Written task
Every record must be written out once more, with nothing added or omitted.

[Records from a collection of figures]
■ ■ ■ ■

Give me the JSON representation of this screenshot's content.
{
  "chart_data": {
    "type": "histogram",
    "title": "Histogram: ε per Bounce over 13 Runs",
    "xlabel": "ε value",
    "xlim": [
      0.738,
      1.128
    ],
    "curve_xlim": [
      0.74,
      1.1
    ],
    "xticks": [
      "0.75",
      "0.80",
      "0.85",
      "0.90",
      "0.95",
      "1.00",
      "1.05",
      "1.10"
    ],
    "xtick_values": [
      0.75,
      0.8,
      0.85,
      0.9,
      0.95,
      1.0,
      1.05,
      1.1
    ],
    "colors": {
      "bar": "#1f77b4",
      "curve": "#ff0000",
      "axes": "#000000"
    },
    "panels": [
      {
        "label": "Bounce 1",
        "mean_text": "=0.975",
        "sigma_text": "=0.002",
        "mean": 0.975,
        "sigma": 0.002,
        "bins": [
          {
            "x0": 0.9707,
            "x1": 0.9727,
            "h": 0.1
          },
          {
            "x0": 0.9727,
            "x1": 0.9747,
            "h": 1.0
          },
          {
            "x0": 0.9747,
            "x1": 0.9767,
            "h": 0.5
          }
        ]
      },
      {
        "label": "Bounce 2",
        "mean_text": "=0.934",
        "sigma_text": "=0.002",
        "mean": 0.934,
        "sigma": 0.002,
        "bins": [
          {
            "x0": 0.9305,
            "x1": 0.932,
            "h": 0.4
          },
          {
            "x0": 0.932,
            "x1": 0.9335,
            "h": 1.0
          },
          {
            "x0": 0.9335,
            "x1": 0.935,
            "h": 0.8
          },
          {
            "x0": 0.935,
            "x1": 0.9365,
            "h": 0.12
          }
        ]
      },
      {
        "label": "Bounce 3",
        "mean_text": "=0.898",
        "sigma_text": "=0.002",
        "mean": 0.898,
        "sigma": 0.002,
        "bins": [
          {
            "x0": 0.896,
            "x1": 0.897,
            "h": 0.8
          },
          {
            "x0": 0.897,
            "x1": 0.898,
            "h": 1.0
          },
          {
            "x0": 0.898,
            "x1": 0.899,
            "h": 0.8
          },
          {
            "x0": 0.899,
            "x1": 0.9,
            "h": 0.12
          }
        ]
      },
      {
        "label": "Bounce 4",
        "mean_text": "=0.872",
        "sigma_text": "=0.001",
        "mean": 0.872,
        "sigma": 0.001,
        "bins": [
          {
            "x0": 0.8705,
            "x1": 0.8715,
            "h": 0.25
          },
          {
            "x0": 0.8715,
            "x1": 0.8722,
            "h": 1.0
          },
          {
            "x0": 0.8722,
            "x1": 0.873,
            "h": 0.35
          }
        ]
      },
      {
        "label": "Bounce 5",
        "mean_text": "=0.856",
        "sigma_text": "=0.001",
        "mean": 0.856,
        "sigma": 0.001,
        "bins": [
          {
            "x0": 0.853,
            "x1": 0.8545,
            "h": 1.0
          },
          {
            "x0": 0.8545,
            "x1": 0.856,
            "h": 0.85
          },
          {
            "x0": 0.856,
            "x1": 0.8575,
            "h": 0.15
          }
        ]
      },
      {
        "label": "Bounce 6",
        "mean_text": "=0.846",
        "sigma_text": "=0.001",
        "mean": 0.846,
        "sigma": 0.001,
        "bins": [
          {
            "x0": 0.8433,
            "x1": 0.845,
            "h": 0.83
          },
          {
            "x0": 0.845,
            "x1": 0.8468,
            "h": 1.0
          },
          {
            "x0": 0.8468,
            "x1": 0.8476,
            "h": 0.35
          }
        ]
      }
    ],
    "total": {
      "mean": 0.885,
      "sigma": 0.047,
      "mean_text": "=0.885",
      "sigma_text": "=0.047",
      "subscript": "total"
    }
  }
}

■ ■ ■ ■

Solution to this problem
Give me the JSON representation of this screenshot's content.
{
  "chart_data": {
    "type": "histogram",
    "title": "Histogram: ε per Bounce over 13 Runs",
    "xlabel": "ε value",
    "xlim": [
      0.738,
      1.128
    ],
    "curve_xlim": [
      0.74,
      1.1
    ],
    "xticks": [
      "0.75",
      "0.80",
      "0.85",
      "0.90",
      "0.95",
      "1.00",
      "1.05",
      "1.10"
    ],
    "xtick_values": [
      0.75,
      0.8,
      0.85,
      0.9,
      0.95,
      1.0,
      1.05,
      1.1
    ],
    "colors": {
      "bar": "#1f77b4",
      "curve": "#ff0000",
      "axes": "#000000"
    },
    "panels": [
      {
        "label": "Bounce 1",
        "mean_text": "=0.975",
        "sigma_text": "=0.002",
        "mean": 0.975,
        "sigma": 0.002,
        "bins": [
          {
            "x0": 0.9707,
            "x1": 0.9727,
            "h": 0.1
          },
          {
            "x0": 0.9727,
            "x1": 0.9747,
            "h": 1.0
          },
          {
            "x0": 0.9747,
            "x1": 0.9767,
            "h": 0.5
          }
        ]
      },
      {
        "label": "Bounce 2",
        "mean_text": "=0.934",
        "sigma_text": "=0.002",
        "mean": 0.934,
        "sigma": 0.002,
        "bins": [
          {
            "x0": 0.9305,
            "x1": 0.932,
            "h": 0.4
          },
          {
            "x0": 0.932,
            "x1": 0.9335,
            "h": 1.0
          },
          {
            "x0": 0.9335,
            "x1": 0.935,
            "h": 0.8
          },
          {
            "x0": 0.935,
            "x1": 0.9365,
            "h": 0.12
          }
        ]
      },
      {
        "label": "Bounce 3",
        "mean_text": "=0.898",
        "sigma_text": "=0.002",
        "mean": 0.898,
        "sigma": 0.002,
        "bins": [
          {
            "x0": 0.896,
            "x1": 0.897,
            "h": 0.8
          },
          {
            "x0": 0.897,
            "x1": 0.898,
            "h": 1.0
          },
          {
            "x0": 0.898,
            "x1": 0.899,
            "h": 0.8
          },
          {
            "x0": 0.899,
            "x1": 0.9,
            "h": 0.12
          }
        ]
      },
      {
        "label": "Bounce 4",
        "mean_text": "=0.872",
        "sigma_text": "=0.001",
        "mean": 0.872,
        "sigma": 0.001,
        "bins": [
          {
            "x0": 0.8705,
            "x1": 0.8715,
            "h": 0.25
          },
          {
            "x0": 0.8715,
            "x1": 0.8722,
            "h": 1.0
          },
          {
            "x0": 0.8722,
            "x1": 0.873,
            "h": 0.35
          }
        ]
      },
      {
        "label": "Bounce 5",
        "mean_text": "=0.856",
        "sigma_text": "=0.001",
        "mean": 0.856,
        "sigma": 0.001,
        "bins": [
          {
            "x0": 0.853,
            "x1": 0.8545,
            "h": 1.0
          },
          {
            "x0": 0.8545,
            "x1": 0.856,
            "h": 0.85
          },
          {
            "x0": 0.856,
            "x1": 0.8575,
            "h": 0.15
          }
        ]
      },
      {
        "label": "Bounce 6",
        "mean_text": "=0.846",
        "sigma_text": "=0.001",
        "mean": 0.846,
        "sigma": 0.001,
        "bins": [
          {
            "x0": 0.8433,
            "x1": 0.845,
            "h": 0.83
          },
          {
            "x0": 0.845,
            "x1": 0.8468,
            "h": 1.0
          },
          {
            "x0": 0.8468,
            "x1": 0.8476,
            "h": 0.35
          }
        ]
      }
    ],
    "total": {
      "mean": 0.885,
      "sigma": 0.047,
      "mean_text": "=0.885",
      "sigma_text": "=0.047",
      "subscript": "total"
    }
  }
}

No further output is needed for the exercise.